(Brief): Go through the entries and count the lines with the string "ylabel" in them. Give only that number.

(Given records):
++++++++++

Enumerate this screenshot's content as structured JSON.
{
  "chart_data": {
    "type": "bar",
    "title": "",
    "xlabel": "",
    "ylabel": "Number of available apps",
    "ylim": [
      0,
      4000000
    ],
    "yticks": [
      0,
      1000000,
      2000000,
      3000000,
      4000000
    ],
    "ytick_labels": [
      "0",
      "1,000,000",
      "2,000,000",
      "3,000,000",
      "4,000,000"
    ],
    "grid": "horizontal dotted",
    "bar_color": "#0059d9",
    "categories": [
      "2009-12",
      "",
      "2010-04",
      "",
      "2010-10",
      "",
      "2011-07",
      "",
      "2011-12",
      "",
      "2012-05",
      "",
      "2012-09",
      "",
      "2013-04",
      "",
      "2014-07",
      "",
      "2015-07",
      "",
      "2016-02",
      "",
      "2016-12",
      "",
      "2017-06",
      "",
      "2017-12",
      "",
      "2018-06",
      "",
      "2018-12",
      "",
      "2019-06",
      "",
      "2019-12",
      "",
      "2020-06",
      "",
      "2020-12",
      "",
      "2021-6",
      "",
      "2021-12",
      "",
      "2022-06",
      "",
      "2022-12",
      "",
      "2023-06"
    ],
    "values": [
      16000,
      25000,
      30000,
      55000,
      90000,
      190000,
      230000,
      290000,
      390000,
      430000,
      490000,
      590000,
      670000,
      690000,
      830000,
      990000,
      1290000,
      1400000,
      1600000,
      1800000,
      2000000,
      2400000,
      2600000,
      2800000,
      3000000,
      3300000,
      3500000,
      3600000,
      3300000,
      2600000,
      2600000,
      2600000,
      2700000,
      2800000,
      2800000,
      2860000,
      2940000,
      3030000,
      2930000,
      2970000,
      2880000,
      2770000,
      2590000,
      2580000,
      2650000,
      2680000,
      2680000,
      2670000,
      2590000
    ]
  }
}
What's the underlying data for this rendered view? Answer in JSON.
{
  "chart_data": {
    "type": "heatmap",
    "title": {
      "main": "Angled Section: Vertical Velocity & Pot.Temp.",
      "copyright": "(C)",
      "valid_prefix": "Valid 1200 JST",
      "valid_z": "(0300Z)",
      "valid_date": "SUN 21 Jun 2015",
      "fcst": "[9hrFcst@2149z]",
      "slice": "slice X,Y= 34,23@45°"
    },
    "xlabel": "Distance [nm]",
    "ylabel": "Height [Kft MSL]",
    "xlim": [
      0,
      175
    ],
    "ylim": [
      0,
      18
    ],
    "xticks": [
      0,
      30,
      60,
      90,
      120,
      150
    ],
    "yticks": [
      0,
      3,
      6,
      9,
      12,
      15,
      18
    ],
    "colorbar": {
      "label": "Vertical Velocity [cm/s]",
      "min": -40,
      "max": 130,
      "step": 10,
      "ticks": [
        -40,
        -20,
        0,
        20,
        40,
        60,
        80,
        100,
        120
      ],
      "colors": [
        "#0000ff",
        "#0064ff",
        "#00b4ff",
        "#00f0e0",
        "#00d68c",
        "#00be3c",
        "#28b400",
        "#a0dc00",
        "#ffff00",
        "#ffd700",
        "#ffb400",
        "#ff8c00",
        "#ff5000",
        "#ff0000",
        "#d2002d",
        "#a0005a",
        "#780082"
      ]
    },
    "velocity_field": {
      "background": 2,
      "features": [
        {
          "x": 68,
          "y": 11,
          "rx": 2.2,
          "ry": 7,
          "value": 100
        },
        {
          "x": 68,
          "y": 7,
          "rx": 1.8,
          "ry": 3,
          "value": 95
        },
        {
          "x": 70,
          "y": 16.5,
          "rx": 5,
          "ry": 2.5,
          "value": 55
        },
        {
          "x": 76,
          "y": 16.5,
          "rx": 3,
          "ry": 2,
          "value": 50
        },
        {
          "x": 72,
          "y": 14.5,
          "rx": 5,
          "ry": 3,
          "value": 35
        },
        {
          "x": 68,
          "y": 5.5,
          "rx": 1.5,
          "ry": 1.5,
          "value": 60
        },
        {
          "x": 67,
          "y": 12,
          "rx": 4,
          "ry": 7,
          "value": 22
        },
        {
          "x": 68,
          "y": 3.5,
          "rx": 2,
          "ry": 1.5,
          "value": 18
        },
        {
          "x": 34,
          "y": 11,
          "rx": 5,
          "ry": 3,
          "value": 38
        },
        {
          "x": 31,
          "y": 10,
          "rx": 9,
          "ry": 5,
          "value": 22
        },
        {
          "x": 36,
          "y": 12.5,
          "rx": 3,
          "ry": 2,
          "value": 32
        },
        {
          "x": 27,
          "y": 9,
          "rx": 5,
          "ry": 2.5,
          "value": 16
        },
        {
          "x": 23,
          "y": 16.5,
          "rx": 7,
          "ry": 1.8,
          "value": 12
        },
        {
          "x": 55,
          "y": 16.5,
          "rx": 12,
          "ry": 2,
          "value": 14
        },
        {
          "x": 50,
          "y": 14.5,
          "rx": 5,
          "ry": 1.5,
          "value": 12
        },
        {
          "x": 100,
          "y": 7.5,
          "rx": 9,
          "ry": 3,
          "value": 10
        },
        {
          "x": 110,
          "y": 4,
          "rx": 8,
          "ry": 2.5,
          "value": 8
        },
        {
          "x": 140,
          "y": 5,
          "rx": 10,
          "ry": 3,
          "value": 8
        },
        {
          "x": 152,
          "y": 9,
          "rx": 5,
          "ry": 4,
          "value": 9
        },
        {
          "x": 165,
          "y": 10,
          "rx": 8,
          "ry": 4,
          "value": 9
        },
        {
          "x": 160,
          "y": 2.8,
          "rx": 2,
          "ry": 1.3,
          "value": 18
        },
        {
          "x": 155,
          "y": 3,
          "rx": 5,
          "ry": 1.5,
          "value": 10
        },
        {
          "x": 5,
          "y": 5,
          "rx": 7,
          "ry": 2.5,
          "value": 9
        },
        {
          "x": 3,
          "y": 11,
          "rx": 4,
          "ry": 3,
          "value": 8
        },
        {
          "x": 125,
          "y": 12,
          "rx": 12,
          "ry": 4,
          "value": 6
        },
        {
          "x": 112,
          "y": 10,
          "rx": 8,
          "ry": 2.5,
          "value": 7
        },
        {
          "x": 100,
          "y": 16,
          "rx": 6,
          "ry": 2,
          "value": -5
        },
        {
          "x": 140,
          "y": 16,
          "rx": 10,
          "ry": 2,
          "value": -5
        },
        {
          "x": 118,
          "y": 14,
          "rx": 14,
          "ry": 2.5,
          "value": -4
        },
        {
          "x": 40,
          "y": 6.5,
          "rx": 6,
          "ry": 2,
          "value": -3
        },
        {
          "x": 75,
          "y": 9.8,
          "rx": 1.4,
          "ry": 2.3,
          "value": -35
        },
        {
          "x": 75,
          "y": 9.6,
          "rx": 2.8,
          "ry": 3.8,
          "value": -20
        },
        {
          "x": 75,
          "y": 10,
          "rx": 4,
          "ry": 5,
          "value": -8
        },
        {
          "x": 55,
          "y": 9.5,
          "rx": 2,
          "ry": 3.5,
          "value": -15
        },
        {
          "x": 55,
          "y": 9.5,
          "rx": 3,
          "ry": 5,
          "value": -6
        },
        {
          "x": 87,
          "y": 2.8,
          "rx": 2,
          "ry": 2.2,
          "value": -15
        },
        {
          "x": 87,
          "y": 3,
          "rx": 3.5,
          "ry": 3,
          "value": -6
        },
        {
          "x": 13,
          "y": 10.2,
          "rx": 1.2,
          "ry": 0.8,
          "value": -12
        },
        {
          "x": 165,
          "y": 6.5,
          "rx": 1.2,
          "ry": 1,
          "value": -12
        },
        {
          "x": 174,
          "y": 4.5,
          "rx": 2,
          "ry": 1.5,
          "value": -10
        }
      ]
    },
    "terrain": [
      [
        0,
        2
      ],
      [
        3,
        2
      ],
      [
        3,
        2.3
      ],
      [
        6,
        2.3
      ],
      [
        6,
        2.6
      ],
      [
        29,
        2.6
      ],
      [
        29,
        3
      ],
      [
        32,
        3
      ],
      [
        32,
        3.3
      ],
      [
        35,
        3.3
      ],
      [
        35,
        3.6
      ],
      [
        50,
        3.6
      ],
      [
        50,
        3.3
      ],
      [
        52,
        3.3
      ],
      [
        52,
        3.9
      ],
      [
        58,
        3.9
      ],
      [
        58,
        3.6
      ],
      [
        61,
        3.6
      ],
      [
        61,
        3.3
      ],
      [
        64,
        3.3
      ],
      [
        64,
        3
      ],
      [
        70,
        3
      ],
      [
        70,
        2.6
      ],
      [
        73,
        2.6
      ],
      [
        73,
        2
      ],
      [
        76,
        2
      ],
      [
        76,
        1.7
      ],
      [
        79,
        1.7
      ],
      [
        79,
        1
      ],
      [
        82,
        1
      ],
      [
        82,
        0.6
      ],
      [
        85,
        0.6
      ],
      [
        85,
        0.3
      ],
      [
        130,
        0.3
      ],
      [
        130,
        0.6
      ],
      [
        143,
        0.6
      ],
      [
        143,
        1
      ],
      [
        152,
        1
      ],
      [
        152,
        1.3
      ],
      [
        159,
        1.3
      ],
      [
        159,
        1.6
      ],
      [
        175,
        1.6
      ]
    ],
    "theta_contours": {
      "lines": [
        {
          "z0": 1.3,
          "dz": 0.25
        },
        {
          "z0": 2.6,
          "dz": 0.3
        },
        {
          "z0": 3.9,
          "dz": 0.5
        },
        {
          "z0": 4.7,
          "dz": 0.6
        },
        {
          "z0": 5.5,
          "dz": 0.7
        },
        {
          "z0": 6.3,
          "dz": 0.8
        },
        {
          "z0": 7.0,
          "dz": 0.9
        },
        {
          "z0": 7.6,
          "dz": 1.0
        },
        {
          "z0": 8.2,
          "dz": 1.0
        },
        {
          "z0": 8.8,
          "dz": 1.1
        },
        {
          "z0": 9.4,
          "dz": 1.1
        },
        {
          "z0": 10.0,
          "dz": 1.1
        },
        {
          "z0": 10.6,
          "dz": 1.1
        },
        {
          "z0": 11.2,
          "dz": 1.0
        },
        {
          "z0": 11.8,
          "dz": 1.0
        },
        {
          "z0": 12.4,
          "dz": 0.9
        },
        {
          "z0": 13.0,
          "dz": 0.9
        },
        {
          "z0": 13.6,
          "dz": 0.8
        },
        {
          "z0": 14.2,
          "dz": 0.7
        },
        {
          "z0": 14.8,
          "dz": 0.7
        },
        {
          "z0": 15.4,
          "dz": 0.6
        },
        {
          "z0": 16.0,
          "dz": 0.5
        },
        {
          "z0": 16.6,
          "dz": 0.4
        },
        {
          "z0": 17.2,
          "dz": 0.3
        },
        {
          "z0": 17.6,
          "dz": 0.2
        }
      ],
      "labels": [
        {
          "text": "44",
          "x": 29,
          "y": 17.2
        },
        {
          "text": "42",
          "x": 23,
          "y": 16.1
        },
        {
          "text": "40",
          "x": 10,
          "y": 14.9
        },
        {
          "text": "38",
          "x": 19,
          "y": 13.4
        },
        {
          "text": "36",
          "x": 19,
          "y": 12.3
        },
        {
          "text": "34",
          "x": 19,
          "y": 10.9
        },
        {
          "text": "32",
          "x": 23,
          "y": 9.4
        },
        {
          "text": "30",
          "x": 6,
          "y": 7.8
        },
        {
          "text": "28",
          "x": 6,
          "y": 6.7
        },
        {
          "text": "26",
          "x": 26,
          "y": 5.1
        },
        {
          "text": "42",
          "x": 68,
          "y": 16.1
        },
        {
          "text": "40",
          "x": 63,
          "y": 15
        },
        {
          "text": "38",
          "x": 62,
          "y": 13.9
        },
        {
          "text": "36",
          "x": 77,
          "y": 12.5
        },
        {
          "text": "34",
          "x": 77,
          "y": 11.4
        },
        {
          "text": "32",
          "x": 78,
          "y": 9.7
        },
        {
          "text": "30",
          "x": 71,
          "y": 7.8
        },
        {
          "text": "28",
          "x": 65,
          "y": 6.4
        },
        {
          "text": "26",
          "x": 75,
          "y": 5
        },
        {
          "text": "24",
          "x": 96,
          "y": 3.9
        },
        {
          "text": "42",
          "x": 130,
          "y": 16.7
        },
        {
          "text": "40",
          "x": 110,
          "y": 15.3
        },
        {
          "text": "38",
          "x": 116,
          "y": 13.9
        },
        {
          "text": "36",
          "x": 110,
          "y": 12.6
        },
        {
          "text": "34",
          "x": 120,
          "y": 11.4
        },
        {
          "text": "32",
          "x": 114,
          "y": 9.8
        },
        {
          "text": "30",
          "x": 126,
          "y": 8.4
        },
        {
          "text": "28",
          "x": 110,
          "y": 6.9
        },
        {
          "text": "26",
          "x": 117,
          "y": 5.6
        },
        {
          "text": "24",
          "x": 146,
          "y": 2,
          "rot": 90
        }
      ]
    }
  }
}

++++++++++

(Correct output): 2